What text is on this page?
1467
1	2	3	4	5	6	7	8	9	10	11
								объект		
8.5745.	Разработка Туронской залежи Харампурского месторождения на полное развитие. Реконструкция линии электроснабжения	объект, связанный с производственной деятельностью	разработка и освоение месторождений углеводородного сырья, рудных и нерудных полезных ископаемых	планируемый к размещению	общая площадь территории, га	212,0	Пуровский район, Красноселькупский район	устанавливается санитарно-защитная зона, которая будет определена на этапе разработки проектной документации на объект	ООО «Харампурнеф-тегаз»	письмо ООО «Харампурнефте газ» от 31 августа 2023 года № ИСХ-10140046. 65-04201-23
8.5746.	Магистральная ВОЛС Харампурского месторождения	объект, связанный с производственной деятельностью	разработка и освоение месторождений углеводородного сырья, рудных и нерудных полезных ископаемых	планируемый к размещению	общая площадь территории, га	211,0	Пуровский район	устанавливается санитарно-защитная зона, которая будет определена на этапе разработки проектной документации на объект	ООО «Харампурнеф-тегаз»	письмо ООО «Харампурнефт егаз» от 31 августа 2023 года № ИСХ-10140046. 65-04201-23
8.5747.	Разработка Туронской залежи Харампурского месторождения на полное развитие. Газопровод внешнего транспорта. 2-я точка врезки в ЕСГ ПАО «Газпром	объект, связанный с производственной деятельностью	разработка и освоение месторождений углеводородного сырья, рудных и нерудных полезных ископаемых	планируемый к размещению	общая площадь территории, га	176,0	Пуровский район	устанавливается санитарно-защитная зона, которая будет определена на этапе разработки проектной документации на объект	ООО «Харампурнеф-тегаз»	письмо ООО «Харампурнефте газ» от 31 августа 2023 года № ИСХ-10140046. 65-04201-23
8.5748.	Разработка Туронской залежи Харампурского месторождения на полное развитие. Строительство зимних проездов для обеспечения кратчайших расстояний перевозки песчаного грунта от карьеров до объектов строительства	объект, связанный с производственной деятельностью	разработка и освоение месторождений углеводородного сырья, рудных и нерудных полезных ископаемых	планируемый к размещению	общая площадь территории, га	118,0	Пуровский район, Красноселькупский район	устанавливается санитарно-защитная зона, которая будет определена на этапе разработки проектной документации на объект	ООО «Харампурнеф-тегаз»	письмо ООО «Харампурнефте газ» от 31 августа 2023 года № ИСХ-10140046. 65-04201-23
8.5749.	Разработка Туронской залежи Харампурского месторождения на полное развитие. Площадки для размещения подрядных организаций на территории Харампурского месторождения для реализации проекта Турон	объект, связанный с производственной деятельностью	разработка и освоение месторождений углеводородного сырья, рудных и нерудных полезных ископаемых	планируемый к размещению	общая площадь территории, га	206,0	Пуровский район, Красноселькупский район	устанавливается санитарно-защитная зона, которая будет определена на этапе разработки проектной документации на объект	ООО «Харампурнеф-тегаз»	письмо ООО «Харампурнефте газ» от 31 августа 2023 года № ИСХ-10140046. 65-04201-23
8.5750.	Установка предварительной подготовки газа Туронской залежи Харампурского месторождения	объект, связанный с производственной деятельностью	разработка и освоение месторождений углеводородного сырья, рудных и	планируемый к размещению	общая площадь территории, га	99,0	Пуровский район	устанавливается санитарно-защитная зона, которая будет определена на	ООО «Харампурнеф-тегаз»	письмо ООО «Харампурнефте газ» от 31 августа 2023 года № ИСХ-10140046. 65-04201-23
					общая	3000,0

= To be done =
From the entries above, select each line containing the string "Красноселькупский".

= Answer to the task =
8.5745.	Разработка Туронской залежи Харампурского месторождения на полное развитие. Реконструкция линии электроснабжения	объект, связанный с производственной деятельностью	разработка и освоение месторождений углеводородного сырья, рудных и нерудных полезных ископаемых	планируемый к размещению	общая площадь территории, га	212,0	Пуровский район, Красноселькупский район	устанавливается санитарно-защитная зона, которая будет определена на этапе разработки проектной документации на объект	ООО «Харампурнеф-тегаз»	письмо ООО «Харампурнефте газ» от 31 августа 2023 года № ИСХ-10140046. 65-04201-23
8.5748.	Разработка Туронской залежи Харампурского месторождения на полное развитие. Строительство зимних проездов для обеспечения кратчайших расстояний перевозки песчаного грунта от карьеров до объектов строительства	объект, связанный с производственной деятельностью	разработка и освоение месторождений углеводородного сырья, рудных и нерудных полезных ископаемых	планируемый к размещению	общая площадь территории, га	118,0	Пуровский район, Красноселькупский район	устанавливается санитарно-защитная зона, которая будет определена на этапе разработки проектной документации на объект	ООО «Харампурнеф-тегаз»	письмо ООО «Харампурнефте газ» от 31 августа 2023 года № ИСХ-10140046. 65-04201-23
8.5749.	Разработка Туронской залежи Харампурского месторождения на полное развитие. Площадки для размещения подрядных организаций на территории Харампурского месторождения для реализации проекта Турон	объект, связанный с производственной деятельностью	разработка и освоение месторождений углеводородного сырья, рудных и нерудных полезных ископаемых	планируемый к размещению	общая площадь территории, га	206,0	Пуровский район, Красноселькупский район	устанавливается санитарно-защитная зона, которая будет определена на этапе разработки проектной документации на объект	ООО «Харампурнеф-тегаз»	письмо ООО «Харампурнефте газ» от 31 августа 2023 года № ИСХ-10140046. 65-04201-23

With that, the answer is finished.